_Job_
Reproduce each line of the material exactly, minus any picture.

[Data entries]
-=-=-=-=-

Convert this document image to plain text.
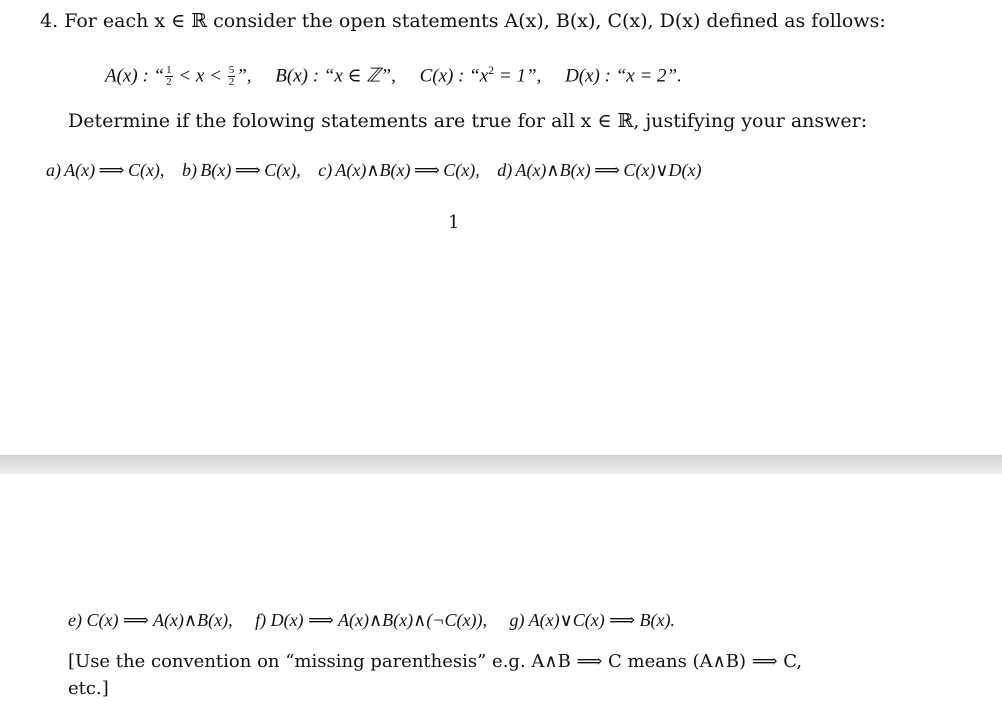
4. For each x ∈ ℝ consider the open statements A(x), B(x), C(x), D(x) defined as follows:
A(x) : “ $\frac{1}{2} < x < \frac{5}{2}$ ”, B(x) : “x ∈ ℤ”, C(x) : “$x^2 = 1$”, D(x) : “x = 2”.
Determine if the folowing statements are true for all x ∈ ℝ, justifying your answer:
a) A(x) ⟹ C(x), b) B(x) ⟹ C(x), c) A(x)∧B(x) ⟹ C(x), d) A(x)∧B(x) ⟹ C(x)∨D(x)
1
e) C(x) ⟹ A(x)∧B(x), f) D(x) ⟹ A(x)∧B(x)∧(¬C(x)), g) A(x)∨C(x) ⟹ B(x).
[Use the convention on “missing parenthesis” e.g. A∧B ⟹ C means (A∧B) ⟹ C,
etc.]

-=-=-=-=-

_Result for this task_
Convert this document image to plain text.
4. For each x ∈ ℝ consider the open statements A(x), B(x), C(x), D(x) defined as follows:
A(x) : “ $\frac{1}{2} < x < \frac{5}{2}$ ”, B(x) : “x ∈ ℤ”, C(x) : “$x^2 = 1$”, D(x) : “x = 2”.
Determine if the folowing statements are true for all x ∈ ℝ, justifying your answer:
a) A(x) ⟹ C(x), b) B(x) ⟹ C(x), c) A(x)∧B(x) ⟹ C(x), d) A(x)∧B(x) ⟹ C(x)∨D(x)
1
e) C(x) ⟹ A(x)∧B(x), f) D(x) ⟹ A(x)∧B(x)∧(¬C(x)), g) A(x)∨C(x) ⟹ B(x).
[Use the convention on “missing parenthesis” e.g. A∧B ⟹ C means (A∧B) ⟹ C,
etc.]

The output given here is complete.